[START OF Input data]

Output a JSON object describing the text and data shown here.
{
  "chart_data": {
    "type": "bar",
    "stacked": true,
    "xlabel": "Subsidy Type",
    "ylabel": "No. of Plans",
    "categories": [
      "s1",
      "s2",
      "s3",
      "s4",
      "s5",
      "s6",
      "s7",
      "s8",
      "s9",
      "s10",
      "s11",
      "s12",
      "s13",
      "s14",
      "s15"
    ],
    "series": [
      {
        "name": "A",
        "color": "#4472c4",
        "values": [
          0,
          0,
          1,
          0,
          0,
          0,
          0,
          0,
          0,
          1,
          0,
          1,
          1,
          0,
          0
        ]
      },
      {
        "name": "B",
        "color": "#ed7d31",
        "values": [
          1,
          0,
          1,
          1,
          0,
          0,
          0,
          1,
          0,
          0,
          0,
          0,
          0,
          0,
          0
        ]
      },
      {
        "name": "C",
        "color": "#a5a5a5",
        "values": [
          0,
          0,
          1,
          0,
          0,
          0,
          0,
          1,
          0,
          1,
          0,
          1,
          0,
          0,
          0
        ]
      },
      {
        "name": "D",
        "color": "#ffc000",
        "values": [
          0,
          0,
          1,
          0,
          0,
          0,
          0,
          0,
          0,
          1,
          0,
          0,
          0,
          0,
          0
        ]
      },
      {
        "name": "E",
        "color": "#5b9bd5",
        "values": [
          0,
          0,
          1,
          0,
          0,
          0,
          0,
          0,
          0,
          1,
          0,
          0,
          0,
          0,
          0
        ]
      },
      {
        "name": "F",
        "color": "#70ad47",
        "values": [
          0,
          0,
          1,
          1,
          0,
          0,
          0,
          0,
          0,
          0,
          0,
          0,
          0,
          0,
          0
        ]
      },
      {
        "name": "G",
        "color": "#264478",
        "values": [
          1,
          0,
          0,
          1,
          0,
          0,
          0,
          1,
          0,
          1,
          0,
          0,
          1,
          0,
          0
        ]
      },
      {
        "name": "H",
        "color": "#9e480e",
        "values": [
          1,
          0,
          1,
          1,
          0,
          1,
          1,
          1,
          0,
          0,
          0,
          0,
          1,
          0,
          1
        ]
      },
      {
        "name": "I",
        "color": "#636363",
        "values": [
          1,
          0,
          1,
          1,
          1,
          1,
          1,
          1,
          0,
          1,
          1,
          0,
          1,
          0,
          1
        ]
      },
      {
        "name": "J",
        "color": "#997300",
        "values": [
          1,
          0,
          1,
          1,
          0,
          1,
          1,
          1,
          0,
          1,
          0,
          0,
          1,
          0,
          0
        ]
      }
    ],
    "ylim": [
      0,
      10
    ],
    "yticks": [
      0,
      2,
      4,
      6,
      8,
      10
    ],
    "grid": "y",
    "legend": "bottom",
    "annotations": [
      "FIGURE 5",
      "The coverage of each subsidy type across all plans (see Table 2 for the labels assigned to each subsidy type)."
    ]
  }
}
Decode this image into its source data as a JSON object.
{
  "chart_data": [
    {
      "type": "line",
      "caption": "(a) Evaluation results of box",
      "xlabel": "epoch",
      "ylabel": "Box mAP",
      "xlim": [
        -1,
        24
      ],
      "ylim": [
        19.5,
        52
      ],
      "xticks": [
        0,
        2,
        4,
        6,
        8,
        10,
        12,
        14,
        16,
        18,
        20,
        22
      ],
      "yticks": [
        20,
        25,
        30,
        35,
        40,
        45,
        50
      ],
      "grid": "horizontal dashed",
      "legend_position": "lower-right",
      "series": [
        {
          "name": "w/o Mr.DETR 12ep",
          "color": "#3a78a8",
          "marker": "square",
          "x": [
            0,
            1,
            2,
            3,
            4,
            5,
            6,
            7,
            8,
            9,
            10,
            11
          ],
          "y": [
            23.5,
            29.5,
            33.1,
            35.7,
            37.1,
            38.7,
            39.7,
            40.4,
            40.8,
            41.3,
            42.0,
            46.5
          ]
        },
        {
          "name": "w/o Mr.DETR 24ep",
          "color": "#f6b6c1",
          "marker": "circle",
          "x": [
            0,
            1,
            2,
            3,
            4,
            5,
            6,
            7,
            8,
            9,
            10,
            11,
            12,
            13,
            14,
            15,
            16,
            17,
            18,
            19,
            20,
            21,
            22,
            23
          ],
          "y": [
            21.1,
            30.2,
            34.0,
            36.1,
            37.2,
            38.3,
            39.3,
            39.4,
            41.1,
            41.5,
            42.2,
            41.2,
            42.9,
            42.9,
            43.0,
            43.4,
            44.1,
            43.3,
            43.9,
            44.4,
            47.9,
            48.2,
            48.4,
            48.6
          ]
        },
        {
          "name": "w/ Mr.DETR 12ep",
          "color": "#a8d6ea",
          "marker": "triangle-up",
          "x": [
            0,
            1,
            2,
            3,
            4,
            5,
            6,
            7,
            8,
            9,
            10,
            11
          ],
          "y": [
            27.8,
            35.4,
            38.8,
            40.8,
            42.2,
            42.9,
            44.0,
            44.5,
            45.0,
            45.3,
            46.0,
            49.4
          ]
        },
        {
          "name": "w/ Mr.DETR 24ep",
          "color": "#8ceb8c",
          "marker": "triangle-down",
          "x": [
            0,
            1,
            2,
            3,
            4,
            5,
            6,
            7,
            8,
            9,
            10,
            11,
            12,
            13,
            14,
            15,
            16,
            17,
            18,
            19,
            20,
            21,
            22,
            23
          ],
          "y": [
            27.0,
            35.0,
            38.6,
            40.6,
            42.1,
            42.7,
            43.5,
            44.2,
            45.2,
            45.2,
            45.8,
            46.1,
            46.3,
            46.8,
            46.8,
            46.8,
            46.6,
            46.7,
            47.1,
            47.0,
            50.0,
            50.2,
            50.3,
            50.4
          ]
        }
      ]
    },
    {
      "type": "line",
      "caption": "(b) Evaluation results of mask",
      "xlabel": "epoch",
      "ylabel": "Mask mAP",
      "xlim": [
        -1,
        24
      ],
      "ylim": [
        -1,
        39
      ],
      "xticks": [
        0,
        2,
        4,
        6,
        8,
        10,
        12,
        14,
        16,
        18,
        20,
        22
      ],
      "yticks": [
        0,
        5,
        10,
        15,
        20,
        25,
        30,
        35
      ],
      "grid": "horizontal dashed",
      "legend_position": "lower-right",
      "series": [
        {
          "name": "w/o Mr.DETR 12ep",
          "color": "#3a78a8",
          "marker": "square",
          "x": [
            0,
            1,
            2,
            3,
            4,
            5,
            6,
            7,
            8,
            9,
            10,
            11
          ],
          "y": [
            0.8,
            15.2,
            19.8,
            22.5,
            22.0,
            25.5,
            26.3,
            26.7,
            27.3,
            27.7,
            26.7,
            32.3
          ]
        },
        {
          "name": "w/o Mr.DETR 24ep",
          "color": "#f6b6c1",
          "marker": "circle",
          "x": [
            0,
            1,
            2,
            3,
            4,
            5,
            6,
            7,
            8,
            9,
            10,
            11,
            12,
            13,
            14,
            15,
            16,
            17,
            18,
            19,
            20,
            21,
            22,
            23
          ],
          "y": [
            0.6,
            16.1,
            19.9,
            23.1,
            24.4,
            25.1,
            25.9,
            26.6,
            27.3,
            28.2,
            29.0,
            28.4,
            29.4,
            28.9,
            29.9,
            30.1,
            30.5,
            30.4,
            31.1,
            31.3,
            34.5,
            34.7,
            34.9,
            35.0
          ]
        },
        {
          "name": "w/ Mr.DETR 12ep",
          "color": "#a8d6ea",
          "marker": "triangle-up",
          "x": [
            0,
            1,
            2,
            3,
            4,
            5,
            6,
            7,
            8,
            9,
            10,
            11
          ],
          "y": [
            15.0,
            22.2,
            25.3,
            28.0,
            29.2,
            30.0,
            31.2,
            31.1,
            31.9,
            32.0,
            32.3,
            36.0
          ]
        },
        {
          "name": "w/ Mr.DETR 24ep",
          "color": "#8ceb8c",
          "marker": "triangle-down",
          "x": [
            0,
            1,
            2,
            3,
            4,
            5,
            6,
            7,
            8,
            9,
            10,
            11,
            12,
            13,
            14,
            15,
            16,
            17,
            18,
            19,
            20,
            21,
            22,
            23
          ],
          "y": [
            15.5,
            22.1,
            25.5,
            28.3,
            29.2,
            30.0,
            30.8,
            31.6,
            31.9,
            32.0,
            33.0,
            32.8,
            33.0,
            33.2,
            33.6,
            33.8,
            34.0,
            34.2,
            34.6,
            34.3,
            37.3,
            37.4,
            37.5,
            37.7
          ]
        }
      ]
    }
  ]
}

[END OF Input data]

**Short exercise:**
Show every line of the records above that contains the word "results".

**Correct response:**
      "caption": "(a) Evaluation results of box",
      "caption": "(b) Evaluation results of mask",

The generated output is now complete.